Provided entries
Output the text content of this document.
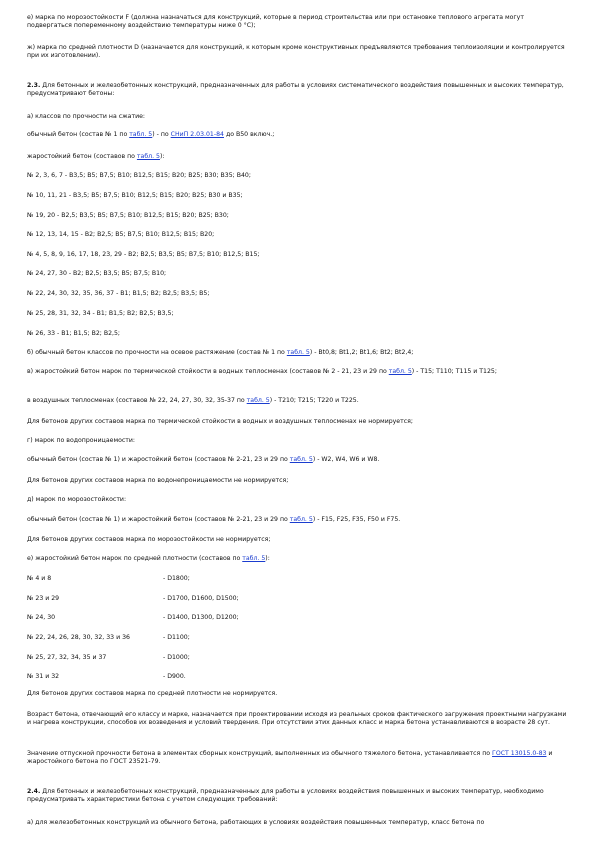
е) марка по морозостойкости F (должна назначаться для конструкций, которые в период строительства или при остановке теплового агрегата могут подвергаться попеременному воздействию температуры ниже 0 °С);

ж) марка по средней плотности D (назначается для конструкций, к которым кроме конструктивных предъявляются требования теплоизоляции и контролируется при их изготовлении).

2.3. Для бетонных и железобетонных конструкций, предназначенных для работы в условиях систематического воздействия повышенных и высоких температур, предусматривают бетоны:

а) классов по прочности на сжатие:

обычный бетон (состав № 1 по табл. 5) - по СНиП 2.03.01-84 до В50 включ.;

жаростойкий бетон (составов по табл. 5):

№ 2, 3, 6, 7 - В3,5; В5; В7,5; В10; В12,5; В15; В20; В25; В30; В35; В40;

№ 10, 11, 21 - В3,5; В5; В7,5; В10; В12,5; В15; В20; В25; В30 и В35;

№ 19, 20 - В2,5; В3,5; В5; В7,5; В10; В12,5; В15; В20; В25; В30;

№ 12, 13, 14, 15 - В2; В2,5; В5; В7,5; В10; В12,5; В15; В20;

№ 4, 5, 8, 9, 16, 17, 18, 23, 29 - В2; В2,5; В3,5; В5; В7,5; В10; В12,5; В15;

№ 24, 27, 30 - В2; В2,5; В3,5; В5; В7,5; В10;

№ 22, 24, 30, 32, 35, 36, 37 - В1; В1,5; В2; В2,5; В3,5; В5;

№ 25, 28, 31, 32, 34 - В1; В1,5; В2; В2,5; В3,5;

№ 26, 33 - В1; В1,5; В2; В2,5;

б) обычный бетон классов по прочности на осевое растяжение (состав № 1 по табл. 5) - Bt0,8; Bt1,2; Bt1,6; Bt2; Bt2,4;

в) жаростойкий бетон марок по термической стойкости в водных теплосменах (составов № 2 - 21, 23 и 29 по табл. 5) - Т15; Т110; Т115 и Т125;

в воздушных теплосменах (составов № 22, 24, 27, 30, 32, 35-37 по табл. 5) - Т210; Т215; Т220 и Т225.

Для бетонов других составов марка по термической стойкости в водных и воздушных теплосменах не нормируется;

г) марок по водопроницаемости:

обычный бетон (состав № 1) и жаростойкий бетон (составов № 2-21, 23 и 29 по табл. 5) - W2, W4, W6 и W8.

Для бетонов других составов марка по водонепроницаемости не нормируется;

д) марок по морозостойкости:

обычный бетон (состав № 1) и жаростойкий бетон (составов № 2-21, 23 и 29 по табл. 5) - F15, F25, F35, F50 и F75.

Для бетонов других составов марка по морозостойкости не нормируется;

е) жаростойкий бетон марок по средней плотности (составов по табл. 5):

№ 4 и 8	- D1800;

№ 23 и 29	- D1700, D1600, D1500;

№ 24, 30	- D1400, D1300, D1200;

№ 22, 24, 26, 28, 30, 32, 33 и 36	- D1100;

№ 25, 27, 32, 34, 35 и 37	- D1000;

№ 31 и 32	- D900.

Для бетонов других составов марка по средней плотности не нормируется.

Возраст бетона, отвечающий его классу и марке, назначается при проектировании исходя из реальных сроков фактического загружения проектными нагрузками и нагрева конструкции, способов их возведения и условий твердения. При отсутствии этих данных класс и марка бетона устанавливаются в возрасте 28 сут.

Значение отпускной прочности бетона в элементах сборных конструкций, выполненных из обычного тяжелого бетона, устанавливается по ГОСТ 13015.0-83 и жаростойкого бетона по ГОСТ 23521-79.

2.4. Для бетонных и железобетонных конструкций, предназначенных для работы в условиях воздействия повышенных и высоких температур, необходимо предусматривать характеристики бетона с учетом следующих требований:

а) для железобетонных конструкций из обычного бетона, работающих в условиях воздействия повышенных температур, класс бетона по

Exercise task
Return the listing above word for word, with the pictures removed.

Answer in full
Output the text content of this document.
е) марка по морозостойкости F (должна назначаться для конструкций, которые в период строительства или при остановке теплового агрегата могут подвергаться попеременному воздействию температуры ниже 0 °С);

ж) марка по средней плотности D (назначается для конструкций, к которым кроме конструктивных предъявляются требования теплоизоляции и контролируется при их изготовлении).

2.3. Для бетонных и железобетонных конструкций, предназначенных для работы в условиях систематического воздействия повышенных и высоких температур, предусматривают бетоны:

а) классов по прочности на сжатие:

обычный бетон (состав № 1 по табл. 5) - по СНиП 2.03.01-84 до В50 включ.;

жаростойкий бетон (составов по табл. 5):

№ 2, 3, 6, 7 - В3,5; В5; В7,5; В10; В12,5; В15; В20; В25; В30; В35; В40;

№ 10, 11, 21 - В3,5; В5; В7,5; В10; В12,5; В15; В20; В25; В30 и В35;

№ 19, 20 - В2,5; В3,5; В5; В7,5; В10; В12,5; В15; В20; В25; В30;

№ 12, 13, 14, 15 - В2; В2,5; В5; В7,5; В10; В12,5; В15; В20;

№ 4, 5, 8, 9, 16, 17, 18, 23, 29 - В2; В2,5; В3,5; В5; В7,5; В10; В12,5; В15;

№ 24, 27, 30 - В2; В2,5; В3,5; В5; В7,5; В10;

№ 22, 24, 30, 32, 35, 36, 37 - В1; В1,5; В2; В2,5; В3,5; В5;

№ 25, 28, 31, 32, 34 - В1; В1,5; В2; В2,5; В3,5;

№ 26, 33 - В1; В1,5; В2; В2,5;

б) обычный бетон классов по прочности на осевое растяжение (состав № 1 по табл. 5) - Bt0,8; Bt1,2; Bt1,6; Bt2; Bt2,4;

в) жаростойкий бетон марок по термической стойкости в водных теплосменах (составов № 2 - 21, 23 и 29 по табл. 5) - Т15; Т110; Т115 и Т125;

в воздушных теплосменах (составов № 22, 24, 27, 30, 32, 35-37 по табл. 5) - Т210; Т215; Т220 и Т225.

Для бетонов других составов марка по термической стойкости в водных и воздушных теплосменах не нормируется;

г) марок по водопроницаемости:

обычный бетон (состав № 1) и жаростойкий бетон (составов № 2-21, 23 и 29 по табл. 5) - W2, W4, W6 и W8.

Для бетонов других составов марка по водонепроницаемости не нормируется;

д) марок по морозостойкости:

обычный бетон (состав № 1) и жаростойкий бетон (составов № 2-21, 23 и 29 по табл. 5) - F15, F25, F35, F50 и F75.

Для бетонов других составов марка по морозостойкости не нормируется;

е) жаростойкий бетон марок по средней плотности (составов по табл. 5):

№ 4 и 8	- D1800;

№ 23 и 29	- D1700, D1600, D1500;

№ 24, 30	- D1400, D1300, D1200;

№ 22, 24, 26, 28, 30, 32, 33 и 36	- D1100;

№ 25, 27, 32, 34, 35 и 37	- D1000;

№ 31 и 32	- D900.

Для бетонов других составов марка по средней плотности не нормируется.

Возраст бетона, отвечающий его классу и марке, назначается при проектировании исходя из реальных сроков фактического загружения проектными нагрузками и нагрева конструкции, способов их возведения и условий твердения. При отсутствии этих данных класс и марка бетона устанавливаются в возрасте 28 сут.

Значение отпускной прочности бетона в элементах сборных конструкций, выполненных из обычного тяжелого бетона, устанавливается по ГОСТ 13015.0-83 и жаростойкого бетона по ГОСТ 23521-79.

2.4. Для бетонных и железобетонных конструкций, предназначенных для работы в условиях воздействия повышенных и высоких температур, необходимо предусматривать характеристики бетона с учетом следующих требований:

а) для железобетонных конструкций из обычного бетона, работающих в условиях воздействия повышенных температур, класс бетона по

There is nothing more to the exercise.